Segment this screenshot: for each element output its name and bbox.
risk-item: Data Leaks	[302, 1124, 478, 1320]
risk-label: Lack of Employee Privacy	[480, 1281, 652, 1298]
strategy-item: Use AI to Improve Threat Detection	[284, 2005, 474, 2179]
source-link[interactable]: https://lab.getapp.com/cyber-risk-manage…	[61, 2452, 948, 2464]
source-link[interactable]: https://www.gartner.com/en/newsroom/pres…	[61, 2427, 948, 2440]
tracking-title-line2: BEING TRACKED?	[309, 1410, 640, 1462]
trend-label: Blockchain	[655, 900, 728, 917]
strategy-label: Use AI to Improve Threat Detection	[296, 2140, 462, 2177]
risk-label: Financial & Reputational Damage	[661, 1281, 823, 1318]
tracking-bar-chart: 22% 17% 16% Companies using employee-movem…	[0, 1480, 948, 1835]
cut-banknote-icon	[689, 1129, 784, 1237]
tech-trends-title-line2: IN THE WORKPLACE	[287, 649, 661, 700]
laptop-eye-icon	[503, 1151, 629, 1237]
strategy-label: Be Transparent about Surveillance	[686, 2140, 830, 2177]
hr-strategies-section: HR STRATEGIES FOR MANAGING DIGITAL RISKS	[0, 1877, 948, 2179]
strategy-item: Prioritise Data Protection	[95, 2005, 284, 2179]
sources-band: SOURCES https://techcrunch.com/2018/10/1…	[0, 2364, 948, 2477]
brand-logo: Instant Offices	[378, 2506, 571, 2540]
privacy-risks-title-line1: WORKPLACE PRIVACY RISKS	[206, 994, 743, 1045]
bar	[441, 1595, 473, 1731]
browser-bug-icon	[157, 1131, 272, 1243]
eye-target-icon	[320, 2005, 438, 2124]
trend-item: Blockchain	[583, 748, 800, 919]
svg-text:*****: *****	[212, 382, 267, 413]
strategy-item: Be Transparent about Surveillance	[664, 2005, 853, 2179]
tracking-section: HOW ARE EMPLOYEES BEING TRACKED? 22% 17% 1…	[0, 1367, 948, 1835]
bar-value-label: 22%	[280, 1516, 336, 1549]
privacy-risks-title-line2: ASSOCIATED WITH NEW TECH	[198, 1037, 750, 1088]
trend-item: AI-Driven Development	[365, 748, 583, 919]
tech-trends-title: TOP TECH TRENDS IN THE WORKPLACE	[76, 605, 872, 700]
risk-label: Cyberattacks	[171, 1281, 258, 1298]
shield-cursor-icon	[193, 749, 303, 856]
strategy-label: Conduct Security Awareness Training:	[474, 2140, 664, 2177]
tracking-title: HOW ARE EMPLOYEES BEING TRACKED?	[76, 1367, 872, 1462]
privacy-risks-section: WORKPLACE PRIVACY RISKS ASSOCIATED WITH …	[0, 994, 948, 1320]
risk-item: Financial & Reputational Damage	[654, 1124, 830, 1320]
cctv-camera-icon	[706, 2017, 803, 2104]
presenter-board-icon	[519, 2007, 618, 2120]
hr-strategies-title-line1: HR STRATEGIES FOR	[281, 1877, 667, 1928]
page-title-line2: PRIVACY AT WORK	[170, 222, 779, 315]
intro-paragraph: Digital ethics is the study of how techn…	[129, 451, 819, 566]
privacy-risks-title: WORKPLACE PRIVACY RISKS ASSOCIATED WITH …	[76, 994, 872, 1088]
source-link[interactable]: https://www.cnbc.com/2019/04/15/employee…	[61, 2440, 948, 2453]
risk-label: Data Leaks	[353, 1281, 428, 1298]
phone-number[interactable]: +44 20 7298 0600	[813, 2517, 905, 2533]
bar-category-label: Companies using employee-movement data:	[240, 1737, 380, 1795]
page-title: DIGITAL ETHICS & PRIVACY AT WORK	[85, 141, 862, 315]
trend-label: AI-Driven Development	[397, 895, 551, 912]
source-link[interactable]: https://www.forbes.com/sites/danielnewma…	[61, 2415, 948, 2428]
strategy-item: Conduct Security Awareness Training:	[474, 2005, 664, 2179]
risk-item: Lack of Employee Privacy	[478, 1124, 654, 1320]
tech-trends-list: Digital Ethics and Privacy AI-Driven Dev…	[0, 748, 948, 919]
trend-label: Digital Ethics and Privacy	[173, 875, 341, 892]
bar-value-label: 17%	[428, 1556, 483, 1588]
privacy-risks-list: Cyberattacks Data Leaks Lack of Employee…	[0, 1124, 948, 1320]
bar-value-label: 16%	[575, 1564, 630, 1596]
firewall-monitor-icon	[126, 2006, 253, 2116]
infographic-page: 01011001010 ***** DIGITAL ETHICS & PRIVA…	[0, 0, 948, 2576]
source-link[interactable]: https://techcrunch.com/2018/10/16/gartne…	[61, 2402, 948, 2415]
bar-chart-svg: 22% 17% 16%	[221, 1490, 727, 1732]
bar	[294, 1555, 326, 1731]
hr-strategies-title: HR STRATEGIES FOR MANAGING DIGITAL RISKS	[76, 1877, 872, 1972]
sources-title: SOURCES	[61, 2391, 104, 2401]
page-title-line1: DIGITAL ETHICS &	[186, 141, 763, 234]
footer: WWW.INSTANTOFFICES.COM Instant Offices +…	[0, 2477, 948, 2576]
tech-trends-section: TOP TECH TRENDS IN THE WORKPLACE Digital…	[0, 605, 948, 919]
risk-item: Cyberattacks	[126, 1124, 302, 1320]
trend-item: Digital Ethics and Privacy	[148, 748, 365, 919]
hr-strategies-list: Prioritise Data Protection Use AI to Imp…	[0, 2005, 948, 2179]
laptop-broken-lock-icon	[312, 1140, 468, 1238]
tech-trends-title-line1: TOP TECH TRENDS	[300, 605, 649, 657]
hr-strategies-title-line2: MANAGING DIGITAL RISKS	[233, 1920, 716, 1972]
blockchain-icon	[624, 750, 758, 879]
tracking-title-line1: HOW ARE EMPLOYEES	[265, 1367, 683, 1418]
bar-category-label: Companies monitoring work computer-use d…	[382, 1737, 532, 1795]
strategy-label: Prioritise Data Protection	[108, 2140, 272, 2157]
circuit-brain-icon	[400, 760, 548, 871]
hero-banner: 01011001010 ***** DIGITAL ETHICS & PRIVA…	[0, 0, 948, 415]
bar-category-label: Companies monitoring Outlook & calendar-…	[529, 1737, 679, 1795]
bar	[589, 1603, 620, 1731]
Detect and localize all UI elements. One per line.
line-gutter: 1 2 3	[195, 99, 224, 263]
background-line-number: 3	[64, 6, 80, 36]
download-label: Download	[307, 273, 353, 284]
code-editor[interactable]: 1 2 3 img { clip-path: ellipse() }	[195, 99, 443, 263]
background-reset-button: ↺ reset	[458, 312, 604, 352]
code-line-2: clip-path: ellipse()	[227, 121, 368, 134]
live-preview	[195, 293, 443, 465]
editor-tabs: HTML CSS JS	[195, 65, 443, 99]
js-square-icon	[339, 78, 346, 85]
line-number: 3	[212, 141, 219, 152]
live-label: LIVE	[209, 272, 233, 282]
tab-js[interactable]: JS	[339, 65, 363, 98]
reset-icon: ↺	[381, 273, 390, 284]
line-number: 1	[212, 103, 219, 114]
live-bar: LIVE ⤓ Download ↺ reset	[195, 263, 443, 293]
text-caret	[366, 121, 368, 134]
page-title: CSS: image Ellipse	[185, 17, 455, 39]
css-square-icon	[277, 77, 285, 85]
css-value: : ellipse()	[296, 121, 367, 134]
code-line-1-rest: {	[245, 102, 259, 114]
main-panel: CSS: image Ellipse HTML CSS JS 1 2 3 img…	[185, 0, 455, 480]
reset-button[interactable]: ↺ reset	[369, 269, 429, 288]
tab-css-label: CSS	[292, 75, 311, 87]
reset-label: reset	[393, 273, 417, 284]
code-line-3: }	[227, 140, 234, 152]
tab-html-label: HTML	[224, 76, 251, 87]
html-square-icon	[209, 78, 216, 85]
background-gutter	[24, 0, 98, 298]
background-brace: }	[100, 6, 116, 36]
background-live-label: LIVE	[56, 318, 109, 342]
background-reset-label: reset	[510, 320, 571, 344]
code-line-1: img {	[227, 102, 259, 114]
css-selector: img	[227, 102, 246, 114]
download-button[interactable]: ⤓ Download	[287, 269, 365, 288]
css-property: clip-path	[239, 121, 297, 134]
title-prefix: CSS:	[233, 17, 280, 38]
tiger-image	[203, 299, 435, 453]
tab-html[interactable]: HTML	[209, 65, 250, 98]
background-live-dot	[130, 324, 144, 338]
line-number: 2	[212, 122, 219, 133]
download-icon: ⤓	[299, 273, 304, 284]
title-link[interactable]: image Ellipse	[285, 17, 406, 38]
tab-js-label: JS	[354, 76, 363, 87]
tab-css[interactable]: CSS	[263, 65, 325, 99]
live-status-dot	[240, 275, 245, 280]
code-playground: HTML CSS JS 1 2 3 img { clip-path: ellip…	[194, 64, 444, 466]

Problem requirements —
Print, word for word, the stretch of rows from the first row through the row containing "strategy-item: Use AI".

The reply —
Segment this screenshot: for each element output its name and bbox.
risk-item: Data Leaks	[302, 1124, 478, 1320]
risk-label: Lack of Employee Privacy	[480, 1281, 652, 1298]
strategy-item: Use AI to Improve Threat Detection	[284, 2005, 474, 2179]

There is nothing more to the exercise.